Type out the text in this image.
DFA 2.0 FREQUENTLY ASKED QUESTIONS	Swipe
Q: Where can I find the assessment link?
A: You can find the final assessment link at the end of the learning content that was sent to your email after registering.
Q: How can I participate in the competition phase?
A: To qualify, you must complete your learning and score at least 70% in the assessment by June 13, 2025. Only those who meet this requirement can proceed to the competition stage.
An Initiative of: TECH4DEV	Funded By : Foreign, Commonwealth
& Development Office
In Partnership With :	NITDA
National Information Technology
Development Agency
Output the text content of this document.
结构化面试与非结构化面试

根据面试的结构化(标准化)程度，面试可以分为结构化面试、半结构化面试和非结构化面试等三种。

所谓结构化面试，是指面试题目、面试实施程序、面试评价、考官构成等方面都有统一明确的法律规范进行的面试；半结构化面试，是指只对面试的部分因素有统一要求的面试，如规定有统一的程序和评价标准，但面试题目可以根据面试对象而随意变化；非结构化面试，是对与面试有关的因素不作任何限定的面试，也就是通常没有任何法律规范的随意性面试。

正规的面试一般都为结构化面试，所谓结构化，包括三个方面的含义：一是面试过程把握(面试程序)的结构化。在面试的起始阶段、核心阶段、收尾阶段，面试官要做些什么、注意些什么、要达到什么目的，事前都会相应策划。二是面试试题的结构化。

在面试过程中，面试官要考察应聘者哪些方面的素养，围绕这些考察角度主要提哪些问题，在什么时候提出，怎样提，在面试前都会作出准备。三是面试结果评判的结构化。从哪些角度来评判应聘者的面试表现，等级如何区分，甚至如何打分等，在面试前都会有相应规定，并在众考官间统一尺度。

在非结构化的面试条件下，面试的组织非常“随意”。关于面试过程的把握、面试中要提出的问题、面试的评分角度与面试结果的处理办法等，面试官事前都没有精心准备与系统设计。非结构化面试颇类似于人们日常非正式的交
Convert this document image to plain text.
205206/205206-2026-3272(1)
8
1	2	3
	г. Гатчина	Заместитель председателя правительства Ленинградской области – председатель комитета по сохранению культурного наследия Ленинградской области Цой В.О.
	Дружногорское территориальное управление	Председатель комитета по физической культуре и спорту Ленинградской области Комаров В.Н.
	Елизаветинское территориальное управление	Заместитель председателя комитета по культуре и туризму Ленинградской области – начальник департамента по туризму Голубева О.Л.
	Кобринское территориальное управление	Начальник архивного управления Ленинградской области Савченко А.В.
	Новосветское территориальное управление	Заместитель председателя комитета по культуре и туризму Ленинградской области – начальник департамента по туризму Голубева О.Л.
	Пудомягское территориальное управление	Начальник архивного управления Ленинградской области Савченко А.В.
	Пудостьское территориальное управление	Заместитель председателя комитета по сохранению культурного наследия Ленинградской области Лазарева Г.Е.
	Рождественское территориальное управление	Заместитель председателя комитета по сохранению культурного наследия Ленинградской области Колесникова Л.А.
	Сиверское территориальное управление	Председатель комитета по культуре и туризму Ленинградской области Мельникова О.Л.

++++++

BRIEF
Type out the whole listing above again, exactly as it stands.

RESULT OF THE TASK
Type out the text in this image.
DFA 2.0 FREQUENTLY ASKED QUESTIONS	Swipe
Q: Where can I find the assessment link?
A: You can find the final assessment link at the end of the learning content that was sent to your email after registering.
Q: How can I participate in the competition phase?
A: To qualify, you must complete your learning and score at least 70% in the assessment by June 13, 2025. Only those who meet this requirement can proceed to the competition stage.
An Initiative of: TECH4DEV	Funded By : Foreign, Commonwealth
& Development Office
In Partnership With :	NITDA
National Information Technology
Development Agency
Output the text content of this document.
结构化面试与非结构化面试

根据面试的结构化(标准化)程度，面试可以分为结构化面试、半结构化面试和非结构化面试等三种。

所谓结构化面试，是指面试题目、面试实施程序、面试评价、考官构成等方面都有统一明确的法律规范进行的面试；半结构化面试，是指只对面试的部分因素有统一要求的面试，如规定有统一的程序和评价标准，但面试题目可以根据面试对象而随意变化；非结构化面试，是对与面试有关的因素不作任何限定的面试，也就是通常没有任何法律规范的随意性面试。

正规的面试一般都为结构化面试，所谓结构化，包括三个方面的含义：一是面试过程把握(面试程序)的结构化。在面试的起始阶段、核心阶段、收尾阶段，面试官要做些什么、注意些什么、要达到什么目的，事前都会相应策划。二是面试试题的结构化。

在面试过程中，面试官要考察应聘者哪些方面的素养，围绕这些考察角度主要提哪些问题，在什么时候提出，怎样提，在面试前都会作出准备。三是面试结果评判的结构化。从哪些角度来评判应聘者的面试表现，等级如何区分，甚至如何打分等，在面试前都会有相应规定，并在众考官间统一尺度。

在非结构化的面试条件下，面试的组织非常“随意”。关于面试过程的把握、面试中要提出的问题、面试的评分角度与面试结果的处理办法等，面试官事前都没有精心准备与系统设计。非结构化面试颇类似于人们日常非正式的交
Convert this document image to plain text.
205206/205206-2026-3272(1)
8
1	2	3
	г. Гатчина	Заместитель председателя правительства Ленинградской области – председатель комитета по сохранению культурного наследия Ленинградской области Цой В.О.
	Дружногорское территориальное управление	Председатель комитета по физической культуре и спорту Ленинградской области Комаров В.Н.
	Елизаветинское территориальное управление	Заместитель председателя комитета по культуре и туризму Ленинградской области – начальник департамента по туризму Голубева О.Л.
	Кобринское территориальное управление	Начальник архивного управления Ленинградской области Савченко А.В.
	Новосветское территориальное управление	Заместитель председателя комитета по культуре и туризму Ленинградской области – начальник департамента по туризму Голубева О.Л.
	Пудомягское территориальное управление	Начальник архивного управления Ленинградской области Савченко А.В.
	Пудостьское территориальное управление	Заместитель председателя комитета по сохранению культурного наследия Ленинградской области Лазарева Г.Е.
	Рождественское территориальное управление	Заместитель председателя комитета по сохранению культурного наследия Ленинградской области Колесникова Л.А.
	Сиверское территориальное управление	Председатель комитета по культуре и туризму Ленинградской области Мельникова О.Л.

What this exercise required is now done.